Write out each line from the data below that includes the word "screenshot".

» **Source material**:
###
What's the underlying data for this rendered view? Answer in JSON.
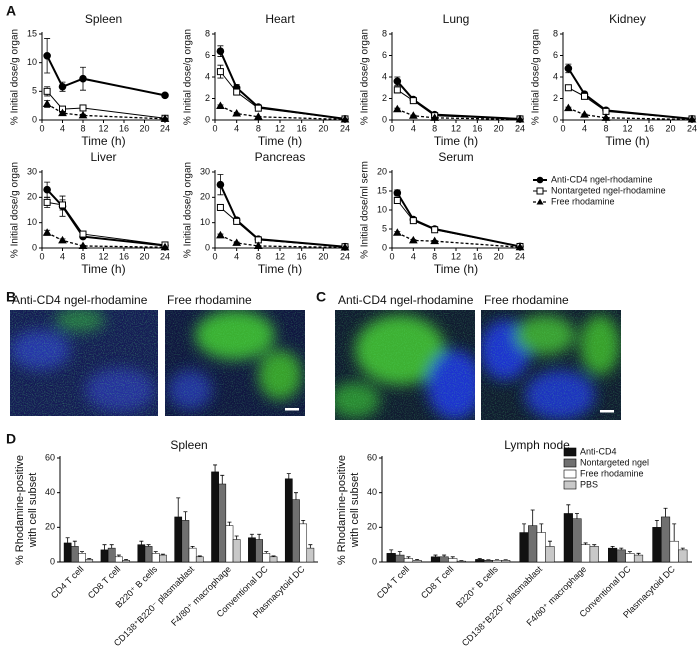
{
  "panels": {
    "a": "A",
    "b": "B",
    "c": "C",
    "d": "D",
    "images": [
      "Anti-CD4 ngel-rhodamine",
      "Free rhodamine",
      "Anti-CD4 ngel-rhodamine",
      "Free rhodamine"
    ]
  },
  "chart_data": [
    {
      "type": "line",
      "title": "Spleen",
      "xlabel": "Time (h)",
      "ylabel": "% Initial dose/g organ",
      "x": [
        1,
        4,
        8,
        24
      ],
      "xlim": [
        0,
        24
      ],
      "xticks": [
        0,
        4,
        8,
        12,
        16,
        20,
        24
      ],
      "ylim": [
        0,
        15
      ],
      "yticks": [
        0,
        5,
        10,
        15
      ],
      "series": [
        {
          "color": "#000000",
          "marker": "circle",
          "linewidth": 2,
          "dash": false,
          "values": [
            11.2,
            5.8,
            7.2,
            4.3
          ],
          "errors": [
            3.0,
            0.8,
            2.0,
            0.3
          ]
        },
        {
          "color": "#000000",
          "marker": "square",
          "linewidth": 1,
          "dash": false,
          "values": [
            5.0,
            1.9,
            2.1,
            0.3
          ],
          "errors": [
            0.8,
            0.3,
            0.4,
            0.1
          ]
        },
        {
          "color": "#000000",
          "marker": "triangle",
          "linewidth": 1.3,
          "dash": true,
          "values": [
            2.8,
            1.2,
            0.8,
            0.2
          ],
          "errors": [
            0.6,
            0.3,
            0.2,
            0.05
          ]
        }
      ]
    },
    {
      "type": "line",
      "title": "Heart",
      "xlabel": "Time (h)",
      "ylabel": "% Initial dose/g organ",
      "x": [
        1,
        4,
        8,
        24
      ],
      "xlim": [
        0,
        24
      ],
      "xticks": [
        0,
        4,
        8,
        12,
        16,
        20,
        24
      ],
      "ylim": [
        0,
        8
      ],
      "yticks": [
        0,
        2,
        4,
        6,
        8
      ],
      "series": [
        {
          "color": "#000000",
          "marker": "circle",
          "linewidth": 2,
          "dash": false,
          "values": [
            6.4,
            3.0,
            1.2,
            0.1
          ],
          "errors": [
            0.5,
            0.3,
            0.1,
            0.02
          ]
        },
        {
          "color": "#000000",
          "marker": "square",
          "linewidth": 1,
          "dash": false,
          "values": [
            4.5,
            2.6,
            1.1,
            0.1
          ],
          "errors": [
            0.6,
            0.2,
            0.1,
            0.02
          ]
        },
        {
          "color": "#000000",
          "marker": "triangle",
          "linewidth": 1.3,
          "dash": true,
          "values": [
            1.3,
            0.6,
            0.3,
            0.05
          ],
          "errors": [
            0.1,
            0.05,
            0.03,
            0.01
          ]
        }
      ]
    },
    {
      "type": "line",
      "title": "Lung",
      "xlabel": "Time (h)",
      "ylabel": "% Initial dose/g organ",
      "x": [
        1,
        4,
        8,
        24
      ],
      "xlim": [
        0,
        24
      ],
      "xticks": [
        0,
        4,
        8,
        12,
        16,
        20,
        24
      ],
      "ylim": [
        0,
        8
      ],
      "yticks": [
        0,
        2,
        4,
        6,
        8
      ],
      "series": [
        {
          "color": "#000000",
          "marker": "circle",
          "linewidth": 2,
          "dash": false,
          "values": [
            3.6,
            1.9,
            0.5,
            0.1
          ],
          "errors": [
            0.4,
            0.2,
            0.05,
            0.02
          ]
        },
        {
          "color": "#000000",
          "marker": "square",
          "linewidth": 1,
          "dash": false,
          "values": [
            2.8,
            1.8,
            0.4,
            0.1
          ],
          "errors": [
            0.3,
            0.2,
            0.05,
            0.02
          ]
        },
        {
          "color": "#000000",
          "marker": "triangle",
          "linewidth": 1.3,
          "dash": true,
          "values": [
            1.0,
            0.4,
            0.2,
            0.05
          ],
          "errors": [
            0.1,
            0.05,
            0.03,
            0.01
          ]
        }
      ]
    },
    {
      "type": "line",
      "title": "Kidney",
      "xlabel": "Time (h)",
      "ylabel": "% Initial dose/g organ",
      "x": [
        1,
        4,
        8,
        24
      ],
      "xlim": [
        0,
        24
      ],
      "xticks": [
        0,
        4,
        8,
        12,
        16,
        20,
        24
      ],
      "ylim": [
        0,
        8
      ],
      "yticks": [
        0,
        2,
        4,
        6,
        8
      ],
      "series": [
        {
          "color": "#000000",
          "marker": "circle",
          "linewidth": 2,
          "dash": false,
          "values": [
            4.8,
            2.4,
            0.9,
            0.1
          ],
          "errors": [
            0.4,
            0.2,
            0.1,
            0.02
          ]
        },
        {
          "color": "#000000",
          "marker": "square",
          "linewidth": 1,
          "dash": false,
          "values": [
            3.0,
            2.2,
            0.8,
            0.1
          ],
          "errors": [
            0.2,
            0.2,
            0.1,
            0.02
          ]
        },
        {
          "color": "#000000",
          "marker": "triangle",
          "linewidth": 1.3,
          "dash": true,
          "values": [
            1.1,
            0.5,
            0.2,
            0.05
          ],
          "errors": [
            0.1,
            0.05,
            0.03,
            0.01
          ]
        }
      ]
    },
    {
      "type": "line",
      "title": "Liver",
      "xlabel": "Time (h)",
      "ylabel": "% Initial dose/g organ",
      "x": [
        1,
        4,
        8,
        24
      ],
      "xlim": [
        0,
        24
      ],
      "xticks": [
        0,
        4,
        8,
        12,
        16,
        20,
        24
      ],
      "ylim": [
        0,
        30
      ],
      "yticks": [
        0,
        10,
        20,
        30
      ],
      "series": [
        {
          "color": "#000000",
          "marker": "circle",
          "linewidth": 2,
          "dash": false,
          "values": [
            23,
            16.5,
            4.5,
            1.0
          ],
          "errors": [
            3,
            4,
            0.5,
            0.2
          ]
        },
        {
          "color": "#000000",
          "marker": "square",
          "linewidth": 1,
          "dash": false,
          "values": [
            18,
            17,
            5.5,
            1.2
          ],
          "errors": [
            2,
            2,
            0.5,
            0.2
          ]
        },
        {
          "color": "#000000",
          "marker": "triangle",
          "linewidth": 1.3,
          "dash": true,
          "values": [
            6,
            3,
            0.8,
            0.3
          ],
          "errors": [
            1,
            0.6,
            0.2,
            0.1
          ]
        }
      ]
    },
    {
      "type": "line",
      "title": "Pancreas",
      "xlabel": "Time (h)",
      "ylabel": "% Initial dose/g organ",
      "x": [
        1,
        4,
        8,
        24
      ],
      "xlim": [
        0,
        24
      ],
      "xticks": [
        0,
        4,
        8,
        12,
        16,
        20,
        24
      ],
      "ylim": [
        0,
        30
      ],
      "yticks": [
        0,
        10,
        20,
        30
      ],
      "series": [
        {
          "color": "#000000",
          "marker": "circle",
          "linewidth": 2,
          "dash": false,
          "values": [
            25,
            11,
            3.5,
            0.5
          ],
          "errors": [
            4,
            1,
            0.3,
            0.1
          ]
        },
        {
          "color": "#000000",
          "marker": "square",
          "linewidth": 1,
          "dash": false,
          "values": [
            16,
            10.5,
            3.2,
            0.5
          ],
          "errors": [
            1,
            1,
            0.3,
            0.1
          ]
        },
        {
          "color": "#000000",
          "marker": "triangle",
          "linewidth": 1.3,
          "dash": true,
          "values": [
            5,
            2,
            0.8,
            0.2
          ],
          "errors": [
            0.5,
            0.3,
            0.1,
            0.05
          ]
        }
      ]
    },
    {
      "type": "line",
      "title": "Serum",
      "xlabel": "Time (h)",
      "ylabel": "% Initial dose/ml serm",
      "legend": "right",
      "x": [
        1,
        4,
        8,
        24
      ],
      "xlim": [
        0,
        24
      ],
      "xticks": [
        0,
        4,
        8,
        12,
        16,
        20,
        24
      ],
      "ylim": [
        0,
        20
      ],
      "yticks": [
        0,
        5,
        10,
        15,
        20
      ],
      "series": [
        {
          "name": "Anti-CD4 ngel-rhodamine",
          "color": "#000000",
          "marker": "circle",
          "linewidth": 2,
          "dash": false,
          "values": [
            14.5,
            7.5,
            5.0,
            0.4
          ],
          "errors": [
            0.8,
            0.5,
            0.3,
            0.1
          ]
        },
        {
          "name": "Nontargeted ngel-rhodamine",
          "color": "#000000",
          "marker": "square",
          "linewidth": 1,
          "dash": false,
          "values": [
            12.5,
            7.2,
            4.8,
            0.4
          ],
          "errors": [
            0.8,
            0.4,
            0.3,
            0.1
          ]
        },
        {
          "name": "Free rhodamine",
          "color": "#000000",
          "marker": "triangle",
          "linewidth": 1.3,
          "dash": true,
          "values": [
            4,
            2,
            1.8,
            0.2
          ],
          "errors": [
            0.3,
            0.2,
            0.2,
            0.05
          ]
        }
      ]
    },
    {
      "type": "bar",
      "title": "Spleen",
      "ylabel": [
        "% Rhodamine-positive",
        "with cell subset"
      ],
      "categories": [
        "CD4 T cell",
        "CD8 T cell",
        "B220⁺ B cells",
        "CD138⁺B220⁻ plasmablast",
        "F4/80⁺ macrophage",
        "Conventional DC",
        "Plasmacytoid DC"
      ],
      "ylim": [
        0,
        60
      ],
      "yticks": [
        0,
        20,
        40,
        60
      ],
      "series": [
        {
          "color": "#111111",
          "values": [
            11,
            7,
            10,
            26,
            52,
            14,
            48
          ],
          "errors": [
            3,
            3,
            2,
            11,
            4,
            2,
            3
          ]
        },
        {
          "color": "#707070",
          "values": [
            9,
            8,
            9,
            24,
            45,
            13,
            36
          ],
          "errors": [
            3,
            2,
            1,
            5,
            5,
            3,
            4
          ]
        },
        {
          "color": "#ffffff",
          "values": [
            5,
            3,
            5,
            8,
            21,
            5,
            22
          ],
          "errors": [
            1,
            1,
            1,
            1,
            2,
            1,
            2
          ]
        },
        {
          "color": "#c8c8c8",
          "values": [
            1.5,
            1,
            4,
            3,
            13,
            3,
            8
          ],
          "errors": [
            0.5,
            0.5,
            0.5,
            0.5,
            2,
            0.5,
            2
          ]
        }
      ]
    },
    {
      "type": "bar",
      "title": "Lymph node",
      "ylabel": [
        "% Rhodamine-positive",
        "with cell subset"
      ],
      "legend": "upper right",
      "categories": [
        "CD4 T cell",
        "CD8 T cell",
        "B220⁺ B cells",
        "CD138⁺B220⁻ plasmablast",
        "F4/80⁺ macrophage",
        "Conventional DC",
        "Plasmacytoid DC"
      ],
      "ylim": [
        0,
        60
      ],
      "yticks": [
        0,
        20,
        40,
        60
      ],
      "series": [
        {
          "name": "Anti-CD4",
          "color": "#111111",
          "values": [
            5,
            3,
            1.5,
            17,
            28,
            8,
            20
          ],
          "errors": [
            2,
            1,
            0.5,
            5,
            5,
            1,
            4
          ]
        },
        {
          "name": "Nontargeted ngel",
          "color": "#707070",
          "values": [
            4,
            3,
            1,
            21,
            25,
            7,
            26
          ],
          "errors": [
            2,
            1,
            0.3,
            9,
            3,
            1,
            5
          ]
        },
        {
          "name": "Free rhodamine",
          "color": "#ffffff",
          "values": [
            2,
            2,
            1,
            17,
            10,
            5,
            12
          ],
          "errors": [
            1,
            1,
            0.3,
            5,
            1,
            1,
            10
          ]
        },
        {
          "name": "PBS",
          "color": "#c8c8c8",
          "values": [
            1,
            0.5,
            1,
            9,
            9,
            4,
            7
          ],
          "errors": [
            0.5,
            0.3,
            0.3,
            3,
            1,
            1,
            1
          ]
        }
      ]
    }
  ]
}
###
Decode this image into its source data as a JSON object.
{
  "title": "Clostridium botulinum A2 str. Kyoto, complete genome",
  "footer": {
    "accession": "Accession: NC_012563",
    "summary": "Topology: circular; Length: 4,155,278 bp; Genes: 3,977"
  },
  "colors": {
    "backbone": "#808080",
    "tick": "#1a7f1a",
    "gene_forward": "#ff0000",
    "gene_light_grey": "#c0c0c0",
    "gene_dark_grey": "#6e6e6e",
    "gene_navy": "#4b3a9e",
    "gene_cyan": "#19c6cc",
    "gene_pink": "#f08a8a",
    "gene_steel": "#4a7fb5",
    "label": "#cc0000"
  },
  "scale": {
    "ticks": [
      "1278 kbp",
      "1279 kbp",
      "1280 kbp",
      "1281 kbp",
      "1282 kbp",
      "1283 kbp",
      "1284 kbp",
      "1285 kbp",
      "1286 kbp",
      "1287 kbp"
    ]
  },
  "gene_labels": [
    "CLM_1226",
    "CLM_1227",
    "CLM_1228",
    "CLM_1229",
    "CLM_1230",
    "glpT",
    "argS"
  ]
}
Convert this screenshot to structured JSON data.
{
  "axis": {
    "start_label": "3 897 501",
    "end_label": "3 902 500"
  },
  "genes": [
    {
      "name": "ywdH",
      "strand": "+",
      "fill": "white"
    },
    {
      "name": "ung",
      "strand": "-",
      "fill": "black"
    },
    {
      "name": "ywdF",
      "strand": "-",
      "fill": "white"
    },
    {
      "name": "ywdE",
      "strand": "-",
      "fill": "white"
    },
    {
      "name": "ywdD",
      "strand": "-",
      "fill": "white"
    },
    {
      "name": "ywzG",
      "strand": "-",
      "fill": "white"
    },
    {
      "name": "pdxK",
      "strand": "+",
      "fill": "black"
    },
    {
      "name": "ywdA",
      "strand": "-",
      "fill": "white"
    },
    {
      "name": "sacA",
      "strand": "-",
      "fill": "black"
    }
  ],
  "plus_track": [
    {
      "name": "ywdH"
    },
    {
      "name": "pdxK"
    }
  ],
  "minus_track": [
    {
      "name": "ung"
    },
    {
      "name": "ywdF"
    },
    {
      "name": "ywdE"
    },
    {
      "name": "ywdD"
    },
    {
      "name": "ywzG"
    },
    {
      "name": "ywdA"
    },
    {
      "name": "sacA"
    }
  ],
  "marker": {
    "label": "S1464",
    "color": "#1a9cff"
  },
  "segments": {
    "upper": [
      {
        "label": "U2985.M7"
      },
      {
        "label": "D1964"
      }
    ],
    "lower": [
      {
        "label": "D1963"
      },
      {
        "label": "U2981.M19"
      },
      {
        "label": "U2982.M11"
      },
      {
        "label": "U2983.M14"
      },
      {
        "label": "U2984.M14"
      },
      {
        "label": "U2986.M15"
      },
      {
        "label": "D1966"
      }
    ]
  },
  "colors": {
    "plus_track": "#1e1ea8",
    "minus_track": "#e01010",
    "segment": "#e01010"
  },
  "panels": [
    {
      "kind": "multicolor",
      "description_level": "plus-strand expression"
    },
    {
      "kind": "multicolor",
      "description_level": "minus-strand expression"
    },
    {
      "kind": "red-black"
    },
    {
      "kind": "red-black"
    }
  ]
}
###
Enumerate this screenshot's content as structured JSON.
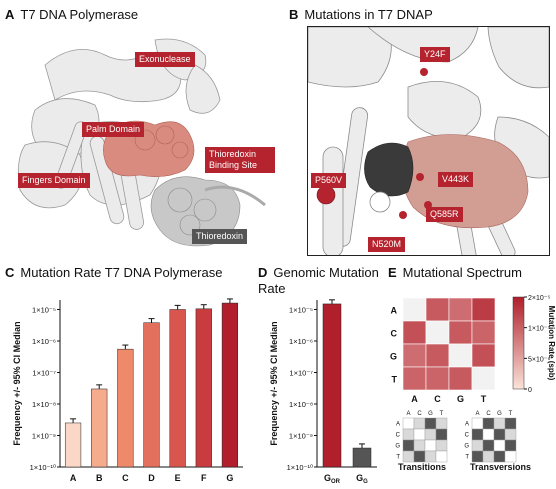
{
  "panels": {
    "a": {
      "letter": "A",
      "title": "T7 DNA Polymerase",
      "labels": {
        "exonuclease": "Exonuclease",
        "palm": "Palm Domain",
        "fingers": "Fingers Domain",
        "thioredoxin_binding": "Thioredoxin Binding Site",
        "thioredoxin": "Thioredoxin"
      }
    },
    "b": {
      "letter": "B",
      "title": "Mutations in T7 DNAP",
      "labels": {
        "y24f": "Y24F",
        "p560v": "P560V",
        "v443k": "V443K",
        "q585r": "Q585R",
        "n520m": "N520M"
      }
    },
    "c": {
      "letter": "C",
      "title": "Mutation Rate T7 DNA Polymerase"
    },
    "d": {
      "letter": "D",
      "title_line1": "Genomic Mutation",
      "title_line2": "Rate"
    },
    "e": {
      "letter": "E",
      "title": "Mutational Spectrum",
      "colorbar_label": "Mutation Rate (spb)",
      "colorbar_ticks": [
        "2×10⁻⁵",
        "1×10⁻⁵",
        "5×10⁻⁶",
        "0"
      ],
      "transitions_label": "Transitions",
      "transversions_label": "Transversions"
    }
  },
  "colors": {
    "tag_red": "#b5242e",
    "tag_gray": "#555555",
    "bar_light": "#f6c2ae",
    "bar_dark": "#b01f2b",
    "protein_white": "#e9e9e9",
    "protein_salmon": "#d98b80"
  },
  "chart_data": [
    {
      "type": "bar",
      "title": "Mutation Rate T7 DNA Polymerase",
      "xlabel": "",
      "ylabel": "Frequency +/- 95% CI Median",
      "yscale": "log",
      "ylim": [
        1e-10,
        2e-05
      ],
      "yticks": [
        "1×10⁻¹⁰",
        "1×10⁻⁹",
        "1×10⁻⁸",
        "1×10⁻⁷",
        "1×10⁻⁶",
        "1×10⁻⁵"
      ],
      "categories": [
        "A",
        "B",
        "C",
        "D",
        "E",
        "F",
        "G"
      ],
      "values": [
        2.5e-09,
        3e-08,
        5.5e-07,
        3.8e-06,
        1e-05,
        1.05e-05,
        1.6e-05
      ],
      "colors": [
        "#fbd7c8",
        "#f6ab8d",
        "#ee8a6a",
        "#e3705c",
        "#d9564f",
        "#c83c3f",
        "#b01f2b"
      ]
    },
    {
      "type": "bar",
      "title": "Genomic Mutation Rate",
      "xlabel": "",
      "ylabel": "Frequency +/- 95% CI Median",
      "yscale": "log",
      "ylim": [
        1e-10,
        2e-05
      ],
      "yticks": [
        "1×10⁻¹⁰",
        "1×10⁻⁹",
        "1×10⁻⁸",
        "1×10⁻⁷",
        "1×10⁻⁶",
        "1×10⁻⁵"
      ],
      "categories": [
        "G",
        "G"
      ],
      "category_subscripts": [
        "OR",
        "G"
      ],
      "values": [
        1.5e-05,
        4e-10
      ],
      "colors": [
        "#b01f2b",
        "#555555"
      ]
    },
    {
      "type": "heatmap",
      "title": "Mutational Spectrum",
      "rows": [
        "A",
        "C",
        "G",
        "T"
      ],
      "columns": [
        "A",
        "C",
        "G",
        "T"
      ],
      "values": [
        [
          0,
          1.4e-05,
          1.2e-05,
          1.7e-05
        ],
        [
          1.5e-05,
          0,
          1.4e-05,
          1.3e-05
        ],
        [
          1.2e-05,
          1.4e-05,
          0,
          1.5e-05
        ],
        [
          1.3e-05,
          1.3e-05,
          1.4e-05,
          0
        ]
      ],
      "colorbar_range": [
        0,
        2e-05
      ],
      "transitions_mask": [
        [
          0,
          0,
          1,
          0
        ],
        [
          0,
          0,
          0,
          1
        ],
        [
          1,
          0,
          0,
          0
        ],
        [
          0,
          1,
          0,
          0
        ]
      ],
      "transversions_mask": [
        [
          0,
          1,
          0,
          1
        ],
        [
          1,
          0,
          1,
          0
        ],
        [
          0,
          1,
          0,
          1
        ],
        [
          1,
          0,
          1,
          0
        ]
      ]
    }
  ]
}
###
» **Answer box**:
Convert this screenshot to structured JSON data.
Enumerate this screenshot's content as structured JSON.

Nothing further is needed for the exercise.